---------- Supplied material

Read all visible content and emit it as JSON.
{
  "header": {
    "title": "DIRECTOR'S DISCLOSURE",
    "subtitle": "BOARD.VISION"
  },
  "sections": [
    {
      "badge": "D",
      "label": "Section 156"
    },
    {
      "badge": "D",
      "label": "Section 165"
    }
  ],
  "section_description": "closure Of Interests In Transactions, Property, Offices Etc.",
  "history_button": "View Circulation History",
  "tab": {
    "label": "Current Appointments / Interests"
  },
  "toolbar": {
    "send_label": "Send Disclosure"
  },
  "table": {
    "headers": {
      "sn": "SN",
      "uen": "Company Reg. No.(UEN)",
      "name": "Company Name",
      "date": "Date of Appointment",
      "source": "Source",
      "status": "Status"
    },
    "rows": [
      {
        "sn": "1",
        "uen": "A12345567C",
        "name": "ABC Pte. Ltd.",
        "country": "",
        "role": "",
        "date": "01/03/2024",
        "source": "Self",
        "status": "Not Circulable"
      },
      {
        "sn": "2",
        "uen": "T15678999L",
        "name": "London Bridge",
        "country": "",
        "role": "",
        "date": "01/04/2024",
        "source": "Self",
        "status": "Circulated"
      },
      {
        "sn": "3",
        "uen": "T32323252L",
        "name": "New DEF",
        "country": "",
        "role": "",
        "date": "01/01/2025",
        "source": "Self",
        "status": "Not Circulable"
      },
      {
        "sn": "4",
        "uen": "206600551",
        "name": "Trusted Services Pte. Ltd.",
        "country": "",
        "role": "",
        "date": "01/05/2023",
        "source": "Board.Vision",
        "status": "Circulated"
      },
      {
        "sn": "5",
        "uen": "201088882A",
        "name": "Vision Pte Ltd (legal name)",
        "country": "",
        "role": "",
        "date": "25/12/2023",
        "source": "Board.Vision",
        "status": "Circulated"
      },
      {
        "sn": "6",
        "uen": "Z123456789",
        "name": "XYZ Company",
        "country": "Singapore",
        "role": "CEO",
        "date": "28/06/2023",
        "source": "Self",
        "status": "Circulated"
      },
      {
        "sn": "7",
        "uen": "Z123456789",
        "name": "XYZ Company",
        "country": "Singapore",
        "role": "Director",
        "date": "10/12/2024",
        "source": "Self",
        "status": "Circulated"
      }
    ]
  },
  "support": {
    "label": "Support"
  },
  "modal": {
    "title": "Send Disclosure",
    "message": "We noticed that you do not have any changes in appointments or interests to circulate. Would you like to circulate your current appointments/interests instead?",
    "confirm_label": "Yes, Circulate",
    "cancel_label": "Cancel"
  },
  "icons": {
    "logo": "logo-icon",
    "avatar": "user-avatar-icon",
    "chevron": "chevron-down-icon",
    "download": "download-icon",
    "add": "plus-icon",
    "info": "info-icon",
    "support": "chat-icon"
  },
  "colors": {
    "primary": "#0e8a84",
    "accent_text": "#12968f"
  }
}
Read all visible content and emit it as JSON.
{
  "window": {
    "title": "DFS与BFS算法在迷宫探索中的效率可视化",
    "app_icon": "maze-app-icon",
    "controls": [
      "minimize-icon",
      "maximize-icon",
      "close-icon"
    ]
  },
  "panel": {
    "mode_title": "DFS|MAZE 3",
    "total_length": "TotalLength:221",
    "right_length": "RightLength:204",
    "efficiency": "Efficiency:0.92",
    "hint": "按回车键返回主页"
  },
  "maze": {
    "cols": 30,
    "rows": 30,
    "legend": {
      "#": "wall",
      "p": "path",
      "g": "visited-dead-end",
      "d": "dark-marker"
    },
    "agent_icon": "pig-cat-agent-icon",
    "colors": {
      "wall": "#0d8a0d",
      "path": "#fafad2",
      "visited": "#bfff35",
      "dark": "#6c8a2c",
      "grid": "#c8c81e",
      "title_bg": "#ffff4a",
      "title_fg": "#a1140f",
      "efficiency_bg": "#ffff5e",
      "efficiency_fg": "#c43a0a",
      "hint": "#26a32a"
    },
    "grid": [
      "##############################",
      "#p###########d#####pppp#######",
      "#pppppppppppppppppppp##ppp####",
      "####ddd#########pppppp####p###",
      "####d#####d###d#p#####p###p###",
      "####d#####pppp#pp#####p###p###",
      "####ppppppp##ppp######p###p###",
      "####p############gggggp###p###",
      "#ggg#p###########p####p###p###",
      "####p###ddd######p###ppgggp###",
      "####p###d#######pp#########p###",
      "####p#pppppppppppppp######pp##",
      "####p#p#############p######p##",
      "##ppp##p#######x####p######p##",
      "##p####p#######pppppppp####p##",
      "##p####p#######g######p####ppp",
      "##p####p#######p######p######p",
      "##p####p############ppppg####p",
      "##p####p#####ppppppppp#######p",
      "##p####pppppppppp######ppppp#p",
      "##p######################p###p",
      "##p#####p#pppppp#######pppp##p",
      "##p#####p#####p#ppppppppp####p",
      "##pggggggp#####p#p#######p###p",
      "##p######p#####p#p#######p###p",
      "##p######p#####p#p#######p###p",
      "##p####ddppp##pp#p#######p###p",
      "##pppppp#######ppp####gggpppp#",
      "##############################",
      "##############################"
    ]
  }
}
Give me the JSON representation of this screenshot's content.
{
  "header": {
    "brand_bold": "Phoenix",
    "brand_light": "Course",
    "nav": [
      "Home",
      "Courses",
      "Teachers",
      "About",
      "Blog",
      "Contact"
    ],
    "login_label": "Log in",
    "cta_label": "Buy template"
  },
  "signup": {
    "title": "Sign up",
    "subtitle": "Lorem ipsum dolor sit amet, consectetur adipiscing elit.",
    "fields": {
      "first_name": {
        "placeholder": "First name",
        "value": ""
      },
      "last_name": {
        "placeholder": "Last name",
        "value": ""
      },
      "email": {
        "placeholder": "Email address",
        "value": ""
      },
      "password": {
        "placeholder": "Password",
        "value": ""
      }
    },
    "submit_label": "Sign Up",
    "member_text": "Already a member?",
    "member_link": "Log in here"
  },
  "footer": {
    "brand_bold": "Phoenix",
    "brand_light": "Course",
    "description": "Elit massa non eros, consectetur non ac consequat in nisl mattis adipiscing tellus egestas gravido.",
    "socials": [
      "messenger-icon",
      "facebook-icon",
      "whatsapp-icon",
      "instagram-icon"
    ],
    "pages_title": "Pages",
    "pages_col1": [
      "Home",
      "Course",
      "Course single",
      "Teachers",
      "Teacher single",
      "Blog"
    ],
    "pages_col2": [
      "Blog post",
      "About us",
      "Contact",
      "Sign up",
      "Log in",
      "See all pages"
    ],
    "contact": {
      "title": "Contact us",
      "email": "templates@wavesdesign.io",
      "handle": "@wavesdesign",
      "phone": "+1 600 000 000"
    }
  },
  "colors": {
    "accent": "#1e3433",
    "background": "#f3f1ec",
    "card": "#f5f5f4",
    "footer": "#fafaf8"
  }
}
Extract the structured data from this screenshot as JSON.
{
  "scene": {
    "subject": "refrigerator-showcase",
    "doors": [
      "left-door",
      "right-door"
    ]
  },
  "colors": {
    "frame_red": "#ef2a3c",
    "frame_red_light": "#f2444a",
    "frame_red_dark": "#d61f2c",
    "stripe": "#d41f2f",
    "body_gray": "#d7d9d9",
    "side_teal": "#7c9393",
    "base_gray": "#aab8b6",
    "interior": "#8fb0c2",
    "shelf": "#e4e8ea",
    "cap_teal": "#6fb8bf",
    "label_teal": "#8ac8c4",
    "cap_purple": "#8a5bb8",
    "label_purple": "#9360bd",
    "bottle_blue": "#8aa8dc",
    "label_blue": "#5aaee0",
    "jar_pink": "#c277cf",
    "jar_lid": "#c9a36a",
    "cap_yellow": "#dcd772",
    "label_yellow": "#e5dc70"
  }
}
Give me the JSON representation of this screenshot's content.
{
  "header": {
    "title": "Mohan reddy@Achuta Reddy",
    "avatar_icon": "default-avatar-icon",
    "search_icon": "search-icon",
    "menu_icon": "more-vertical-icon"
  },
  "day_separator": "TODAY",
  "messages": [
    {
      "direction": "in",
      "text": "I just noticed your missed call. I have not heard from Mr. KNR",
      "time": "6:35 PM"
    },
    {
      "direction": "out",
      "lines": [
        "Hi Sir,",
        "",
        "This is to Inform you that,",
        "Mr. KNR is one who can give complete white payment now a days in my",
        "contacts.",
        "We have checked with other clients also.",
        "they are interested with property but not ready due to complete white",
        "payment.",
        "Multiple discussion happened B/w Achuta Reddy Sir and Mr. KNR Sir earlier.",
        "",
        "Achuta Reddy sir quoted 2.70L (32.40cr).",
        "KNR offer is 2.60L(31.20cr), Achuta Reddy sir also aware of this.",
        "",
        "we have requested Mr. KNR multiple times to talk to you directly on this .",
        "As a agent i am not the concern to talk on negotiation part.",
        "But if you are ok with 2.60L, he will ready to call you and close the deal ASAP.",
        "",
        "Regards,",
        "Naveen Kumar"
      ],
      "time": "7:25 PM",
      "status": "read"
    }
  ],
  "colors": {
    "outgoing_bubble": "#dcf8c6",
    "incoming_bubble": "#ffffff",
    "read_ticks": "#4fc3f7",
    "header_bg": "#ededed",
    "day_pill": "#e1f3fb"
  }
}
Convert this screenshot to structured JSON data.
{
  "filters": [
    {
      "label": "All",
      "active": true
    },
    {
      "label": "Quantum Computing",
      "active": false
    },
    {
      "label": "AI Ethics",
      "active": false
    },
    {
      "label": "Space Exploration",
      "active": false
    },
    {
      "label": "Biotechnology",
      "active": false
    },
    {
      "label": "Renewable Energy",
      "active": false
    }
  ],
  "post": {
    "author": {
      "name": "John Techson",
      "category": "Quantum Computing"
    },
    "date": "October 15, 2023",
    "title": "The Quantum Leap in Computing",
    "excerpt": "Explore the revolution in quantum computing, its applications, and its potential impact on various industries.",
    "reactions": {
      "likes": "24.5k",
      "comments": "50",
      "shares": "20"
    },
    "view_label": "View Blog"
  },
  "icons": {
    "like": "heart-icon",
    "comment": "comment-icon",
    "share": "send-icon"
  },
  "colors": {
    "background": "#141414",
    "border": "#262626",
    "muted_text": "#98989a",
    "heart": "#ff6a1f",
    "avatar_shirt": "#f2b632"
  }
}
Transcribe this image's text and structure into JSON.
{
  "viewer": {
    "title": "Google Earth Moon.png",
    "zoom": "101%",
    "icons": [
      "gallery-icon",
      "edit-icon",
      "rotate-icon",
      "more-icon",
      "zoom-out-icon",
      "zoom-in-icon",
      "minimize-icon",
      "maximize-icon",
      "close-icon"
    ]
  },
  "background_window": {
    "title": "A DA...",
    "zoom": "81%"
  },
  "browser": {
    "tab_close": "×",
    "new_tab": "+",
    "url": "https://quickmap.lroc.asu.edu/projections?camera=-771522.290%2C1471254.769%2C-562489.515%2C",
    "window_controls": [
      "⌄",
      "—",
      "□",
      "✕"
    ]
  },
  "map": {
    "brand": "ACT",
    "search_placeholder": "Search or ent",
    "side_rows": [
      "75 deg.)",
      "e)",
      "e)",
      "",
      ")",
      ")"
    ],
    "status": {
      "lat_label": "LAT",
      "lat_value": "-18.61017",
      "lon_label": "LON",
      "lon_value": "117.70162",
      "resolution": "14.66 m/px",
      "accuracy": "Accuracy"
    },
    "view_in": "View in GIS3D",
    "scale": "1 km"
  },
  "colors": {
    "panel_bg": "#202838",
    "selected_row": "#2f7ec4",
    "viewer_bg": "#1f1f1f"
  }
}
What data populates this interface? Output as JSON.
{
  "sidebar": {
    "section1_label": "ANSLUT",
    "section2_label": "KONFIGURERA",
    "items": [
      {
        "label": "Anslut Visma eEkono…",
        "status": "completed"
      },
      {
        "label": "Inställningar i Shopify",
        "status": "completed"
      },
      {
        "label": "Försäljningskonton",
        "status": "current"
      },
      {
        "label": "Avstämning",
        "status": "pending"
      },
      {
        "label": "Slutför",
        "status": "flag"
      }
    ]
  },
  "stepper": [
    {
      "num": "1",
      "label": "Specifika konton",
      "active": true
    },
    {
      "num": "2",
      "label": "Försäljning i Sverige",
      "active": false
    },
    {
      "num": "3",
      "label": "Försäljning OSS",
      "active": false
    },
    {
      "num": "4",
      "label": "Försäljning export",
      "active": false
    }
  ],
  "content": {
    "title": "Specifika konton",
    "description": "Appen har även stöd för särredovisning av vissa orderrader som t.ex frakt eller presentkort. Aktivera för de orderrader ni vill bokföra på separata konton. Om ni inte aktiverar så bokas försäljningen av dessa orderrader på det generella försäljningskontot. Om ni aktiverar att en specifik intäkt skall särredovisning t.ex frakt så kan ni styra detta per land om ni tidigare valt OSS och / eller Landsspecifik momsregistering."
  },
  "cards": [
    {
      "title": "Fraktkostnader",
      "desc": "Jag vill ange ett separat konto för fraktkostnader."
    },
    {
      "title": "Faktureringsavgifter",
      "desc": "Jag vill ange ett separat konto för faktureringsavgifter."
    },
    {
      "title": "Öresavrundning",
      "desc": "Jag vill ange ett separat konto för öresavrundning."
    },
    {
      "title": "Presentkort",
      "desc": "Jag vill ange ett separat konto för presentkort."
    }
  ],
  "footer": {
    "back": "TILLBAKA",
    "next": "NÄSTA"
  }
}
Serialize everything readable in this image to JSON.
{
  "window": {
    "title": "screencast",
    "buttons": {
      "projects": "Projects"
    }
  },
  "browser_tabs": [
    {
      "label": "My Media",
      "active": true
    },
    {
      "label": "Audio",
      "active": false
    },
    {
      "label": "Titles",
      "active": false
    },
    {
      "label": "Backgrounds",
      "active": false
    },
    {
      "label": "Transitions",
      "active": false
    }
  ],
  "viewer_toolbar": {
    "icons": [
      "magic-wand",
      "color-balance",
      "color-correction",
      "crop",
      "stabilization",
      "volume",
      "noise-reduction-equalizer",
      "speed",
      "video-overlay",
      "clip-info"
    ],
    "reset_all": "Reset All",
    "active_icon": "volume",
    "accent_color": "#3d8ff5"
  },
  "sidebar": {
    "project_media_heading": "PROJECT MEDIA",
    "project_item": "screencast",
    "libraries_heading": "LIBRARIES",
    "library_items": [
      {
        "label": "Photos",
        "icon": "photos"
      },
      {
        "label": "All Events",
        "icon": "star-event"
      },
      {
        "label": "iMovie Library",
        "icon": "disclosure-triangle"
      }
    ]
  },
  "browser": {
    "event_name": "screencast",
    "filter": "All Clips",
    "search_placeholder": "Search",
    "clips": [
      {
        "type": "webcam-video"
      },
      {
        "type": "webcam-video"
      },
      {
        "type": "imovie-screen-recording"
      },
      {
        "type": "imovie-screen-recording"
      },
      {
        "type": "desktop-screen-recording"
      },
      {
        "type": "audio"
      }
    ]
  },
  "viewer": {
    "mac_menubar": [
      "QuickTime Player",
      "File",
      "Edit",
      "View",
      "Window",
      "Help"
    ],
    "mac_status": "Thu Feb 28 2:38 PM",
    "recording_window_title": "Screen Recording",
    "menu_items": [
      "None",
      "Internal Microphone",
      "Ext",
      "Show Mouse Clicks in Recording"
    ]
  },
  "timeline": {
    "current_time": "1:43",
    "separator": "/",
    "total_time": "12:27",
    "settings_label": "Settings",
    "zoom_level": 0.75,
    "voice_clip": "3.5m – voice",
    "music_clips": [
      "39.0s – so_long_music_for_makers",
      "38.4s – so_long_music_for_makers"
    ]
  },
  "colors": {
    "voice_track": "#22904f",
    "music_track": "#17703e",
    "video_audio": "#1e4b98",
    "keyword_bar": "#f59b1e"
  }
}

--------------------

Task to complete: Identify every line holding the word "data" and copy it out.

Answer to the exercise:
Extract the structured data from this screenshot as JSON.
Convert this screenshot to structured JSON data.
What data populates this interface? Output as JSON.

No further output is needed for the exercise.